#### Raw data:
+ + + + +

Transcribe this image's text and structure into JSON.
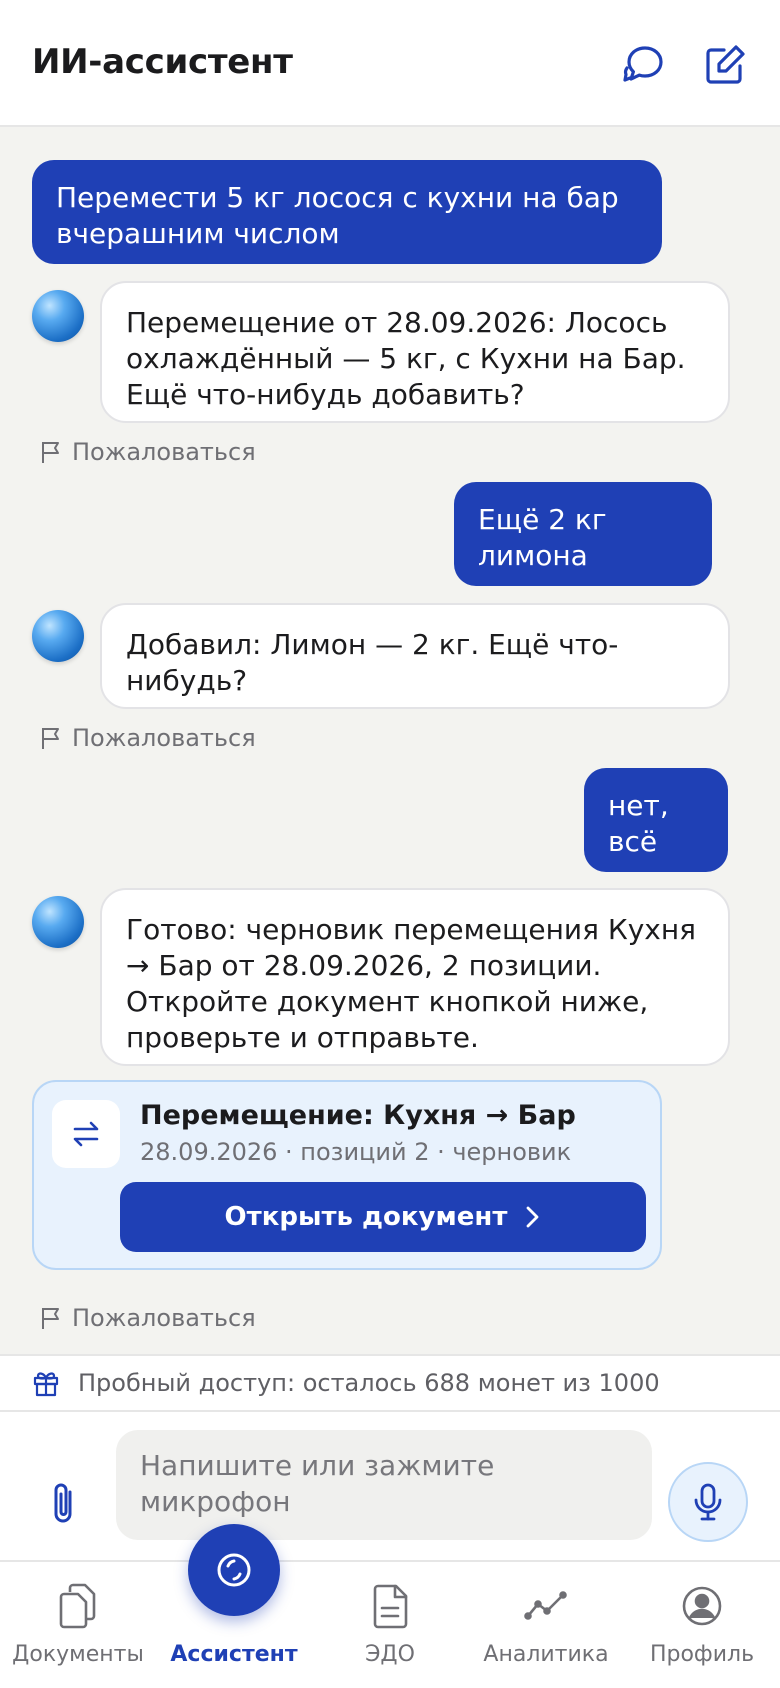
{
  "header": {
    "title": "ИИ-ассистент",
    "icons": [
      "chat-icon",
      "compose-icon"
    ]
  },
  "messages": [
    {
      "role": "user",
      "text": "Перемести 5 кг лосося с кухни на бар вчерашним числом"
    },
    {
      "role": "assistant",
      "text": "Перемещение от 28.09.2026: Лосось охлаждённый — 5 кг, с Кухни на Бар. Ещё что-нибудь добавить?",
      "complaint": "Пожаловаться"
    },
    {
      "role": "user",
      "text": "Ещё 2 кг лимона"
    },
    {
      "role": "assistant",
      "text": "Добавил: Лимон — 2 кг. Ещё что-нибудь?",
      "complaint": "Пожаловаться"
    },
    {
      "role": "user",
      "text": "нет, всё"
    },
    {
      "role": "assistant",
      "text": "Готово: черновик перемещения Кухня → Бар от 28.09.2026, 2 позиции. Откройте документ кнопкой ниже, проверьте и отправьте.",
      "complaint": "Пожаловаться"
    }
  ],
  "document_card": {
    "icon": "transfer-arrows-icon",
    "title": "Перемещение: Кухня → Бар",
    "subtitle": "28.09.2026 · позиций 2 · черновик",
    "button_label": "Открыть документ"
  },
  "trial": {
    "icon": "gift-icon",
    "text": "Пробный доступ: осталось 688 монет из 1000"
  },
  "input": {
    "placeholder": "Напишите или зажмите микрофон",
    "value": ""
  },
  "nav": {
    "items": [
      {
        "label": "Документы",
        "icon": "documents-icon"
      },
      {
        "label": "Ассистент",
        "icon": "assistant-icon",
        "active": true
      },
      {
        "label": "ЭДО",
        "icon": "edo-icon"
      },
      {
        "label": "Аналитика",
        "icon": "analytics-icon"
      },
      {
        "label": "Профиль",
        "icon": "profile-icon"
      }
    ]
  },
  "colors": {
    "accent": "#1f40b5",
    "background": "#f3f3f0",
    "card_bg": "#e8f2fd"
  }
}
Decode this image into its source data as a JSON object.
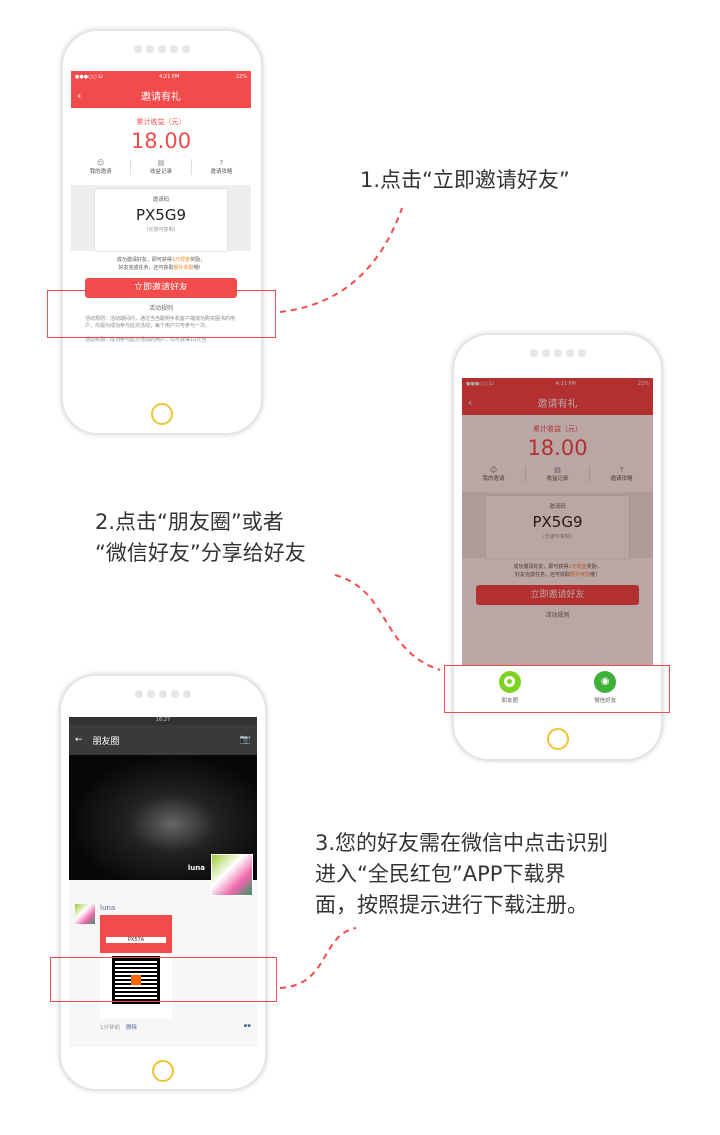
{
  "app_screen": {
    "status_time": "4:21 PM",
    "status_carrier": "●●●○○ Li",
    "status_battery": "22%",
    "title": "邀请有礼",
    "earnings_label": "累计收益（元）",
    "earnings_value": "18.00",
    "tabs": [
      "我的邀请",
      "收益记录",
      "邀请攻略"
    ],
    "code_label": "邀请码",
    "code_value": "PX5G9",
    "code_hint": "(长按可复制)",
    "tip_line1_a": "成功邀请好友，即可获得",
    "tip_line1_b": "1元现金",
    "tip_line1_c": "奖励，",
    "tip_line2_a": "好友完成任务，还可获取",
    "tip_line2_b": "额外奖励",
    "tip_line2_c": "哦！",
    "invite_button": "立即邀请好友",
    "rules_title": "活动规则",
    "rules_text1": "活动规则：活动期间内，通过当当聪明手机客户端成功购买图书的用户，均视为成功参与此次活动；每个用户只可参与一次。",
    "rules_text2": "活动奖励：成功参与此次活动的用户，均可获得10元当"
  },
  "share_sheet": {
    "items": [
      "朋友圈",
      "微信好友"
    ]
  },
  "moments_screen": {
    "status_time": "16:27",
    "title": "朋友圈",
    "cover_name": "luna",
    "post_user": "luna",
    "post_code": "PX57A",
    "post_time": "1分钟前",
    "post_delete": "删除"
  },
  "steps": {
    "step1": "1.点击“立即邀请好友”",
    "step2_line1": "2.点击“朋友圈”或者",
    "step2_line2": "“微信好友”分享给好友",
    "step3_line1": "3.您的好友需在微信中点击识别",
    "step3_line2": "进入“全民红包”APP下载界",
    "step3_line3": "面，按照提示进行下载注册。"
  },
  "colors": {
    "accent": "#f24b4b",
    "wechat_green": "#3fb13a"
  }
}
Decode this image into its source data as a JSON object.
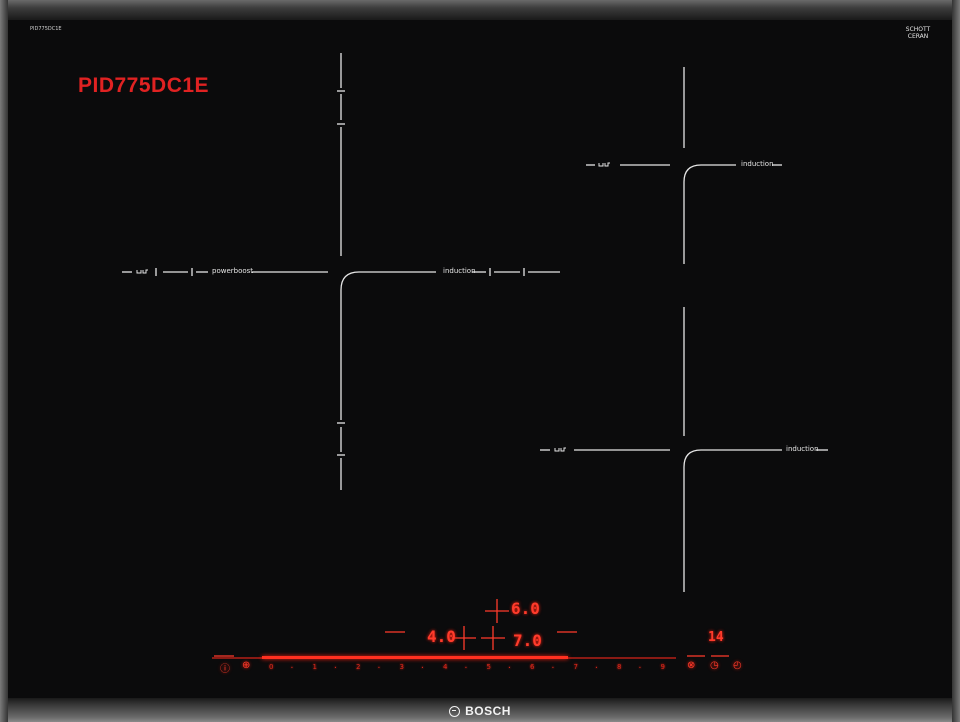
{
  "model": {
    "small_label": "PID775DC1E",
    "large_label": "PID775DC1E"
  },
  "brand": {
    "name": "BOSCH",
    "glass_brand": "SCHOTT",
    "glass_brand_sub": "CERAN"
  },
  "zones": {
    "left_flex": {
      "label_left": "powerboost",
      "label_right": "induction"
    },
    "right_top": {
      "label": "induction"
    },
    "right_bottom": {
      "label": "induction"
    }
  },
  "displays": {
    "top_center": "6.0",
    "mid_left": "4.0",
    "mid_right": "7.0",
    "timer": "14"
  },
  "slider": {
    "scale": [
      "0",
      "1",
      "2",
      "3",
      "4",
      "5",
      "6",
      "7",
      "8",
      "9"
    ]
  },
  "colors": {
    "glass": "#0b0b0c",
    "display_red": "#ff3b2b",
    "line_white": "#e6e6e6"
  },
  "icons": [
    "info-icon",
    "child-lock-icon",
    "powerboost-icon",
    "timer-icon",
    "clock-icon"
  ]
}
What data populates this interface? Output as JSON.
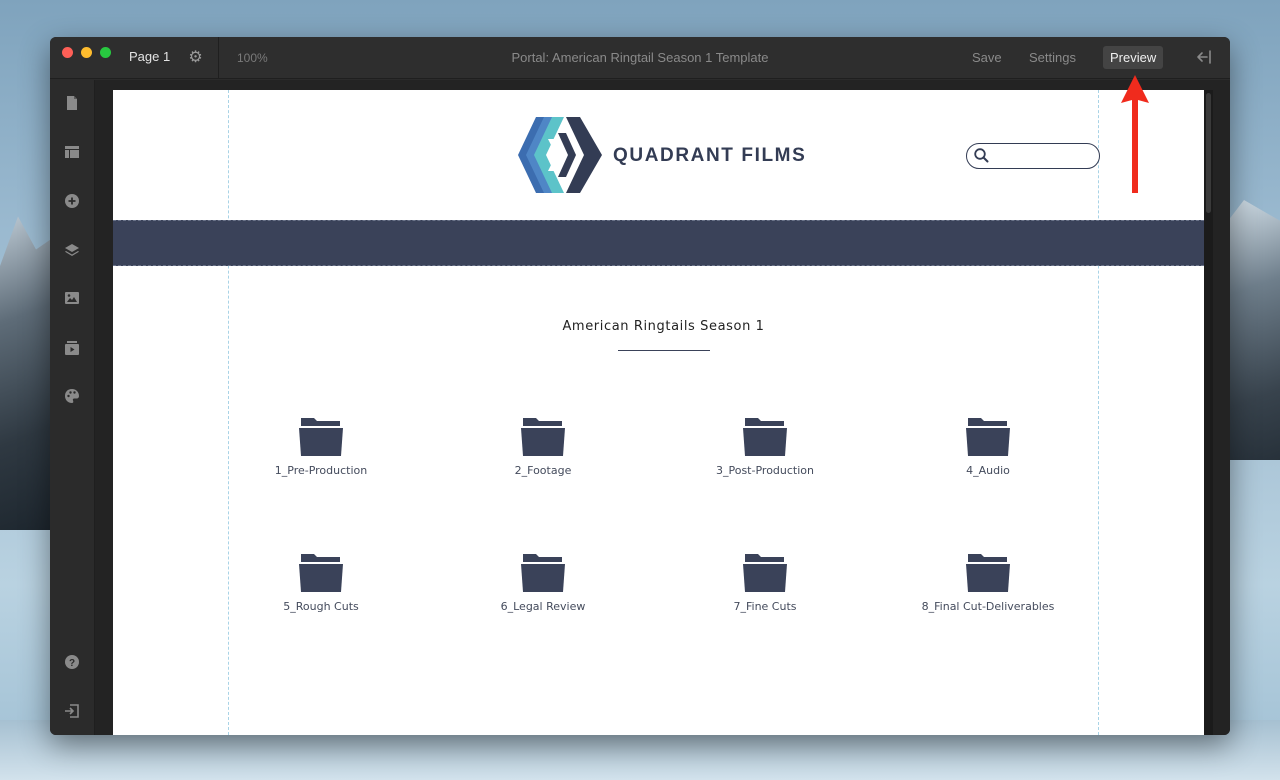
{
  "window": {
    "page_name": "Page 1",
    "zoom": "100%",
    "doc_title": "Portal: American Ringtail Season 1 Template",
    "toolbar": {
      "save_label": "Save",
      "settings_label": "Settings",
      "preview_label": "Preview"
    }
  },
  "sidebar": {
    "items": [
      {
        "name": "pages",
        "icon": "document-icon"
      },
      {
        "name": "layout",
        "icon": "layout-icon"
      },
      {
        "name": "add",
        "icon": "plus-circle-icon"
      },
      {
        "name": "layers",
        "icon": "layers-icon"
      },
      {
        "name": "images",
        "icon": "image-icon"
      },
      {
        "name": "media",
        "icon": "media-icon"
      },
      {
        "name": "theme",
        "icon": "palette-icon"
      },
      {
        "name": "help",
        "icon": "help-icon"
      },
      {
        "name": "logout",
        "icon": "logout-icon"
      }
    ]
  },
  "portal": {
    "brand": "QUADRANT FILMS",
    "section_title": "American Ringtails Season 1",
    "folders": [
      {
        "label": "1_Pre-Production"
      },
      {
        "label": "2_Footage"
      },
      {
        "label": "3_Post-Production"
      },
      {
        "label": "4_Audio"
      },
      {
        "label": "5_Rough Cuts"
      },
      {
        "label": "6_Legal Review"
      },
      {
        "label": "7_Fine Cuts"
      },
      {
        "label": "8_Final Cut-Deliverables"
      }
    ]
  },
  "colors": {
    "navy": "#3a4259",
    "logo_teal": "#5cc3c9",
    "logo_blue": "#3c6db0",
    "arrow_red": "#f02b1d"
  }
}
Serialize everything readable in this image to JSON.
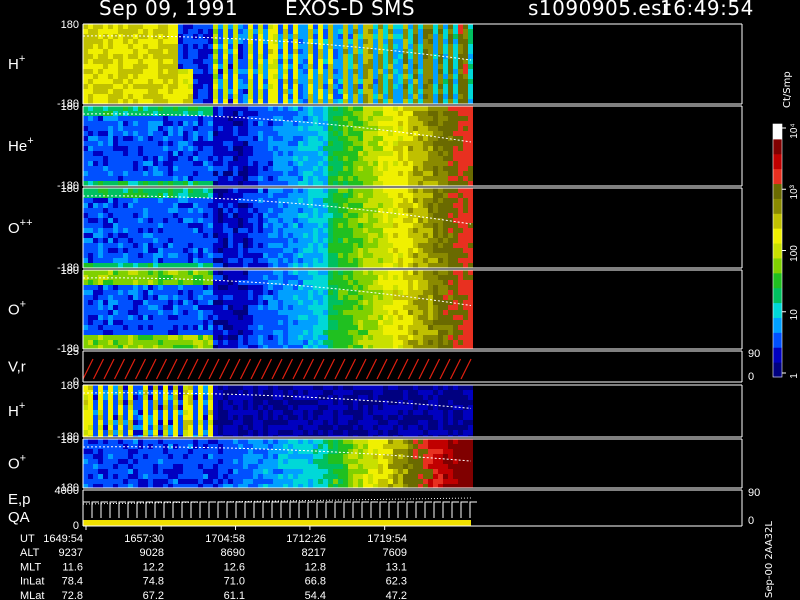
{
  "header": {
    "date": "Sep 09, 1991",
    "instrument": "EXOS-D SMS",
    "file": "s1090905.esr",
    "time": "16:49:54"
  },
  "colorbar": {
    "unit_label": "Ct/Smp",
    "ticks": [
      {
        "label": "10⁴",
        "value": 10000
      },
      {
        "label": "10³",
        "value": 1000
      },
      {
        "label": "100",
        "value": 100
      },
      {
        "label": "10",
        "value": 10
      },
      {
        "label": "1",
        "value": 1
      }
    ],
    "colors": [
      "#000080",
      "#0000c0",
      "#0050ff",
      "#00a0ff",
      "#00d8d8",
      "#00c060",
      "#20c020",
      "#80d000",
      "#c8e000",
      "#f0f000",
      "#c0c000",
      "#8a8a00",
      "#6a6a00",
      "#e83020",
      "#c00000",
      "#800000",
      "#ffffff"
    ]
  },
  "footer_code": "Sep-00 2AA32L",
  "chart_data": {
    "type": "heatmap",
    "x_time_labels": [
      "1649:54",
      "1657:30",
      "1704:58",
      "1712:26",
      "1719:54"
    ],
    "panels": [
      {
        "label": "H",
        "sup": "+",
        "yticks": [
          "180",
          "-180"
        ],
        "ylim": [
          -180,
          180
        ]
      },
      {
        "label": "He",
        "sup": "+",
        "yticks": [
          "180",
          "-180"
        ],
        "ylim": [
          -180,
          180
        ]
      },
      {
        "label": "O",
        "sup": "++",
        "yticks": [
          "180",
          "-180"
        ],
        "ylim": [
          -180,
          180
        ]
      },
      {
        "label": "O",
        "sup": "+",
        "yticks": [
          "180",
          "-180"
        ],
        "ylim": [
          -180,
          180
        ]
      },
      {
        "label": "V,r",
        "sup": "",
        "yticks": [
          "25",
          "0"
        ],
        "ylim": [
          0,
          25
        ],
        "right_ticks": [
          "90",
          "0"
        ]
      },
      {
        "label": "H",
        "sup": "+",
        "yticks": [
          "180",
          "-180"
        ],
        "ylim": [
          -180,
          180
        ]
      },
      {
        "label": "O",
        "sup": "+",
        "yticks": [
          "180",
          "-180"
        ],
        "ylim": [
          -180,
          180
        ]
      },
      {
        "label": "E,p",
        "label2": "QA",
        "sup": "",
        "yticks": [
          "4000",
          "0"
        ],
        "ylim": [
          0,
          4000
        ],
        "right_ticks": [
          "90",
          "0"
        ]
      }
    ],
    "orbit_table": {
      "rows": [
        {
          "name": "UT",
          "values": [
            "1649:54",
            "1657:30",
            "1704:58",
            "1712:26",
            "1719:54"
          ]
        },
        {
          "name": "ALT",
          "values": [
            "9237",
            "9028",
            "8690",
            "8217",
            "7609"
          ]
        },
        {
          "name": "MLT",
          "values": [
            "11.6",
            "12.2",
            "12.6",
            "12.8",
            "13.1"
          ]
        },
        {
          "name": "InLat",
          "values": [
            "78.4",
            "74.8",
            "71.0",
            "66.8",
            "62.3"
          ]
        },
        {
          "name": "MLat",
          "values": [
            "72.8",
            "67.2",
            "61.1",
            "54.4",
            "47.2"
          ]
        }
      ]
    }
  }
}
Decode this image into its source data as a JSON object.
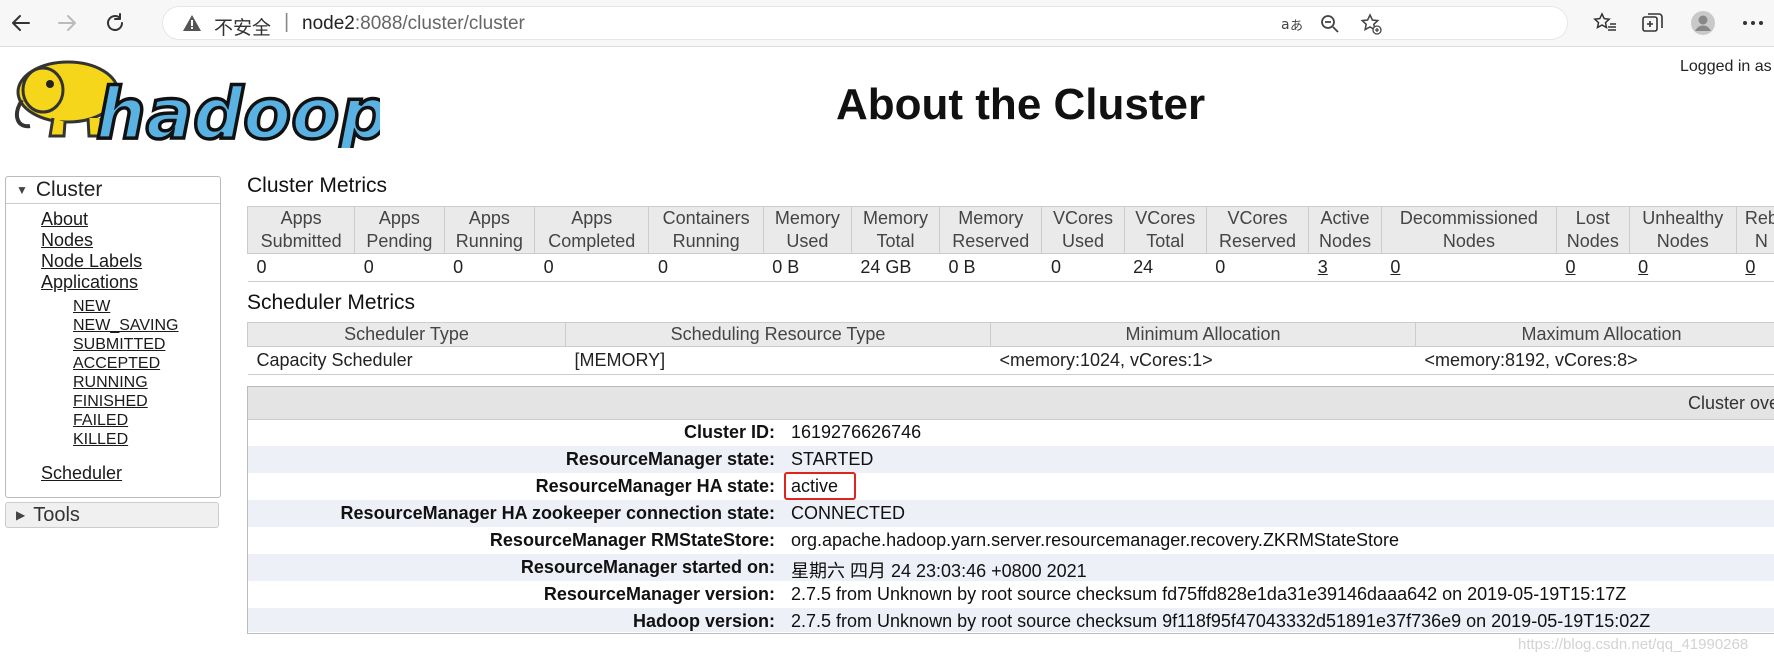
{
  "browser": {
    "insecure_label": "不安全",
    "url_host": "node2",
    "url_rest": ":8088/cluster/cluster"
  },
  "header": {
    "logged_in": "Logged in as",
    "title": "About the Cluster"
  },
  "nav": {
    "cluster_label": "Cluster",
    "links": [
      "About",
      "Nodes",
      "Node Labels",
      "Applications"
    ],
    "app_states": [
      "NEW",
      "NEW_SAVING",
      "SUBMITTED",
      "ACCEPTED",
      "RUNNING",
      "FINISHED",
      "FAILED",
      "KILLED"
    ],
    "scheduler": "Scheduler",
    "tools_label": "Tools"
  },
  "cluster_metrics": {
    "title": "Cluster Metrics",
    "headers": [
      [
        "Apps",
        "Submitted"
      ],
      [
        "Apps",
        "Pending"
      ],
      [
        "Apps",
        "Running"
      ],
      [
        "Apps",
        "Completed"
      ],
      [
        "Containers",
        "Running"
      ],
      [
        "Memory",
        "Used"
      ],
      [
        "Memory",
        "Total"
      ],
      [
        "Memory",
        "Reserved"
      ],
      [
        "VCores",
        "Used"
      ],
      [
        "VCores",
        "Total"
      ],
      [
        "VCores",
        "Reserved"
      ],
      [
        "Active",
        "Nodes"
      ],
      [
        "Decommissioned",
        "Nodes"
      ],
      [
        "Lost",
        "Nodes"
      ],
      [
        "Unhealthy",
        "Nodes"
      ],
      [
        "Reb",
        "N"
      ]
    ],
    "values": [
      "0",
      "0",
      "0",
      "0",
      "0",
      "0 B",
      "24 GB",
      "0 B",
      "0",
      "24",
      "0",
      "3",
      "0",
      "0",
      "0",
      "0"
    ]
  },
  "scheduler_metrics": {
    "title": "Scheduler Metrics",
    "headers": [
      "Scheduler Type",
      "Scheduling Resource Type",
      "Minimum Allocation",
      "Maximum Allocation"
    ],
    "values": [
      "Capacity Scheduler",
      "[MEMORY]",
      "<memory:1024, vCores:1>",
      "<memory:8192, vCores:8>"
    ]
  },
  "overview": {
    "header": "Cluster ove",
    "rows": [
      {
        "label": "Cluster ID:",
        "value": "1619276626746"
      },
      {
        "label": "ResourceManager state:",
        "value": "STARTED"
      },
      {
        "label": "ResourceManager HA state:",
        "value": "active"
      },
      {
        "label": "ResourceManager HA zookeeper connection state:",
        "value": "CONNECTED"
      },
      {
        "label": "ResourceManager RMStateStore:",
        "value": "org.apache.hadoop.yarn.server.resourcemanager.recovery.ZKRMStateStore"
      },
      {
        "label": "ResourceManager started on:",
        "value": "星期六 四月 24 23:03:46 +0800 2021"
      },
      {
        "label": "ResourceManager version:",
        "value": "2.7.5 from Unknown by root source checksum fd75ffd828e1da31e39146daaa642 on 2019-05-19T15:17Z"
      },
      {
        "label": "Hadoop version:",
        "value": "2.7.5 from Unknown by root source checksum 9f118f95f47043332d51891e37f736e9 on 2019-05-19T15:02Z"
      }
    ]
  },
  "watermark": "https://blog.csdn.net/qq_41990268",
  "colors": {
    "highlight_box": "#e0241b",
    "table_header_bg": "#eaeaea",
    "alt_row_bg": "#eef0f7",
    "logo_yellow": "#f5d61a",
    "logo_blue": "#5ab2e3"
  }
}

+ + + + +

#### Do this:
Looking at the records above, work out how many lines include the word "Season", then give that number by itself.

#### Answer to this task:
2